WHAT YOU ARE ASKED TO DO =>
Quote every entry word for word.

Stored records =>

- - -

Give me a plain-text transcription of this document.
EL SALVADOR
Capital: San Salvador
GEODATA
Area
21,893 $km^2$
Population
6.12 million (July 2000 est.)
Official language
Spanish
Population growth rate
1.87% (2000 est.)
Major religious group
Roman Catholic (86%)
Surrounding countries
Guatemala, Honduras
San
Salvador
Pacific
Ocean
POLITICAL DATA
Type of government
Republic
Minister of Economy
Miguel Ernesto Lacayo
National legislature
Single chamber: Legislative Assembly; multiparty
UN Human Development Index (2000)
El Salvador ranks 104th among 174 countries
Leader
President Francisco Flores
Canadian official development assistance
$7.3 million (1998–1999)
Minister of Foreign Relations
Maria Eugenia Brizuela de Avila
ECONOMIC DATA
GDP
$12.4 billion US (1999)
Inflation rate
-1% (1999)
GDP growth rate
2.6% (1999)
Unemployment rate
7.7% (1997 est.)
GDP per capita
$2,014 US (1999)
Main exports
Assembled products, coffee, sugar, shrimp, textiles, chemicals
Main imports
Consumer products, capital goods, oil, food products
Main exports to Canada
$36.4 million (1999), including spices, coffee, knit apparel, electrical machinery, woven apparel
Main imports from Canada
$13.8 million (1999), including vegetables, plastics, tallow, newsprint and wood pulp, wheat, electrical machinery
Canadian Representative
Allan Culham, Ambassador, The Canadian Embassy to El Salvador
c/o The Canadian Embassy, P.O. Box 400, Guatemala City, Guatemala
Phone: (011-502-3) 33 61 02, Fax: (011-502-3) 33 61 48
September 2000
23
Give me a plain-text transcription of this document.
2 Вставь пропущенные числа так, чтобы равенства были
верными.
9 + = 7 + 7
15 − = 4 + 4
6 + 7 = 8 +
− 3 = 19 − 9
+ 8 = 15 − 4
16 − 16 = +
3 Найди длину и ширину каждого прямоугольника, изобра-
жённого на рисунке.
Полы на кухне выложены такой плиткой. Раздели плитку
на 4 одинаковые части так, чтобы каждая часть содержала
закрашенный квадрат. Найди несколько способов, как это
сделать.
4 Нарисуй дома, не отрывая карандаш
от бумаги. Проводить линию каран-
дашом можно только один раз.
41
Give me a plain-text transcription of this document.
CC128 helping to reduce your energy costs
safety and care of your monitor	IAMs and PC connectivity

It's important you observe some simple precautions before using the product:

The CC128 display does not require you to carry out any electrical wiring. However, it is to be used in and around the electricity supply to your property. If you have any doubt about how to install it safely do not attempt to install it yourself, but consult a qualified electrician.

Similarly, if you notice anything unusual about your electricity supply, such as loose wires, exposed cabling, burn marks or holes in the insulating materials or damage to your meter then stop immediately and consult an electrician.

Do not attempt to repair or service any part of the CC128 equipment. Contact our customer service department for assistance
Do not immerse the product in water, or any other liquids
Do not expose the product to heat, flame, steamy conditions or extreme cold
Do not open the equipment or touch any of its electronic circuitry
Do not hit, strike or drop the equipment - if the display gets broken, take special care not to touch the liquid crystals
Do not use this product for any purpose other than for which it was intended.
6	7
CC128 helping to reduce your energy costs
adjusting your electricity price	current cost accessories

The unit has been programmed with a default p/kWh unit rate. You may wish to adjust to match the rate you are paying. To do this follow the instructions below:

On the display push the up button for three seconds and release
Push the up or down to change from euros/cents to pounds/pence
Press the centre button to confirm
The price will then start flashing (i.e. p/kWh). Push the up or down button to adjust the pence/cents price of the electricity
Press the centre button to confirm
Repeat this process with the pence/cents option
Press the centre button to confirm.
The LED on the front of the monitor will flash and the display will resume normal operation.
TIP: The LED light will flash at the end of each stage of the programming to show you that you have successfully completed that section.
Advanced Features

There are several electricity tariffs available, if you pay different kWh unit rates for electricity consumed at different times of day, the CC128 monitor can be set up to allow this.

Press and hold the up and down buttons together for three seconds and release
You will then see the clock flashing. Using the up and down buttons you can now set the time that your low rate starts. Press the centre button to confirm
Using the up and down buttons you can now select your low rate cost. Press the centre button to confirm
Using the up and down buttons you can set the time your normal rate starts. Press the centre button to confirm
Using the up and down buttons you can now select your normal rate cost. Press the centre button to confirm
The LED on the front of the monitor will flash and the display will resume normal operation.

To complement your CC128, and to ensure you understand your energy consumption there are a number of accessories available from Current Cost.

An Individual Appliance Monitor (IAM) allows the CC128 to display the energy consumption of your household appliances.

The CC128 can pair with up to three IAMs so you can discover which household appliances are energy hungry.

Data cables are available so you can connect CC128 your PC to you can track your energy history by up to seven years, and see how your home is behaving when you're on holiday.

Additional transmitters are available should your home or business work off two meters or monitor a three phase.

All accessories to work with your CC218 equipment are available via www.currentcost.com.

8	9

- - -

OUTPUT =>
Give me a plain-text transcription of this document.
EL SALVADOR
Capital: San Salvador
GEODATA
Area
21,893 $km^2$
Population
6.12 million (July 2000 est.)
Official language
Spanish
Population growth rate
1.87% (2000 est.)
Major religious group
Roman Catholic (86%)
Surrounding countries
Guatemala, Honduras
San
Salvador
Pacific
Ocean
POLITICAL DATA
Type of government
Republic
Minister of Economy
Miguel Ernesto Lacayo
National legislature
Single chamber: Legislative Assembly; multiparty
UN Human Development Index (2000)
El Salvador ranks 104th among 174 countries
Leader
President Francisco Flores
Canadian official development assistance
$7.3 million (1998–1999)
Minister of Foreign Relations
Maria Eugenia Brizuela de Avila
ECONOMIC DATA
GDP
$12.4 billion US (1999)
Inflation rate
-1% (1999)
GDP growth rate
2.6% (1999)
Unemployment rate
7.7% (1997 est.)
GDP per capita
$2,014 US (1999)
Main exports
Assembled products, coffee, sugar, shrimp, textiles, chemicals
Main imports
Consumer products, capital goods, oil, food products
Main exports to Canada
$36.4 million (1999), including spices, coffee, knit apparel, electrical machinery, woven apparel
Main imports from Canada
$13.8 million (1999), including vegetables, plastics, tallow, newsprint and wood pulp, wheat, electrical machinery
Canadian Representative
Allan Culham, Ambassador, The Canadian Embassy to El Salvador
c/o The Canadian Embassy, P.O. Box 400, Guatemala City, Guatemala
Phone: (011-502-3) 33 61 02, Fax: (011-502-3) 33 61 48
September 2000
23
Give me a plain-text transcription of this document.
2 Вставь пропущенные числа так, чтобы равенства были
верными.
9 + = 7 + 7
15 − = 4 + 4
6 + 7 = 8 +
− 3 = 19 − 9
+ 8 = 15 − 4
16 − 16 = +
3 Найди длину и ширину каждого прямоугольника, изобра-
жённого на рисунке.
Полы на кухне выложены такой плиткой. Раздели плитку
на 4 одинаковые части так, чтобы каждая часть содержала
закрашенный квадрат. Найди несколько способов, как это
сделать.
4 Нарисуй дома, не отрывая карандаш
от бумаги. Проводить линию каран-
дашом можно только один раз.
41
Give me a plain-text transcription of this document.
CC128 helping to reduce your energy costs
safety and care of your monitor	IAMs and PC connectivity

It's important you observe some simple precautions before using the product:

The CC128 display does not require you to carry out any electrical wiring. However, it is to be used in and around the electricity supply to your property. If you have any doubt about how to install it safely do not attempt to install it yourself, but consult a qualified electrician.

Similarly, if you notice anything unusual about your electricity supply, such as loose wires, exposed cabling, burn marks or holes in the insulating materials or damage to your meter then stop immediately and consult an electrician.

Do not attempt to repair or service any part of the CC128 equipment. Contact our customer service department for assistance
Do not immerse the product in water, or any other liquids
Do not expose the product to heat, flame, steamy conditions or extreme cold
Do not open the equipment or touch any of its electronic circuitry
Do not hit, strike or drop the equipment - if the display gets broken, take special care not to touch the liquid crystals
Do not use this product for any purpose other than for which it was intended.
6	7
CC128 helping to reduce your energy costs
adjusting your electricity price	current cost accessories

The unit has been programmed with a default p/kWh unit rate. You may wish to adjust to match the rate you are paying. To do this follow the instructions below:

On the display push the up button for three seconds and release
Push the up or down to change from euros/cents to pounds/pence
Press the centre button to confirm
The price will then start flashing (i.e. p/kWh). Push the up or down button to adjust the pence/cents price of the electricity
Press the centre button to confirm
Repeat this process with the pence/cents option
Press the centre button to confirm.
The LED on the front of the monitor will flash and the display will resume normal operation.
TIP: The LED light will flash at the end of each stage of the programming to show you that you have successfully completed that section.
Advanced Features

There are several electricity tariffs available, if you pay different kWh unit rates for electricity consumed at different times of day, the CC128 monitor can be set up to allow this.

Press and hold the up and down buttons together for three seconds and release
You will then see the clock flashing. Using the up and down buttons you can now set the time that your low rate starts. Press the centre button to confirm
Using the up and down buttons you can now select your low rate cost. Press the centre button to confirm
Using the up and down buttons you can set the time your normal rate starts. Press the centre button to confirm
Using the up and down buttons you can now select your normal rate cost. Press the centre button to confirm
The LED on the front of the monitor will flash and the display will resume normal operation.

To complement your CC128, and to ensure you understand your energy consumption there are a number of accessories available from Current Cost.

An Individual Appliance Monitor (IAM) allows the CC128 to display the energy consumption of your household appliances.

The CC128 can pair with up to three IAMs so you can discover which household appliances are energy hungry.

Data cables are available so you can connect CC128 your PC to you can track your energy history by up to seven years, and see how your home is behaving when you're on holiday.

Additional transmitters are available should your home or business work off two meters or monitor a three phase.

All accessories to work with your CC218 equipment are available via www.currentcost.com.

8	9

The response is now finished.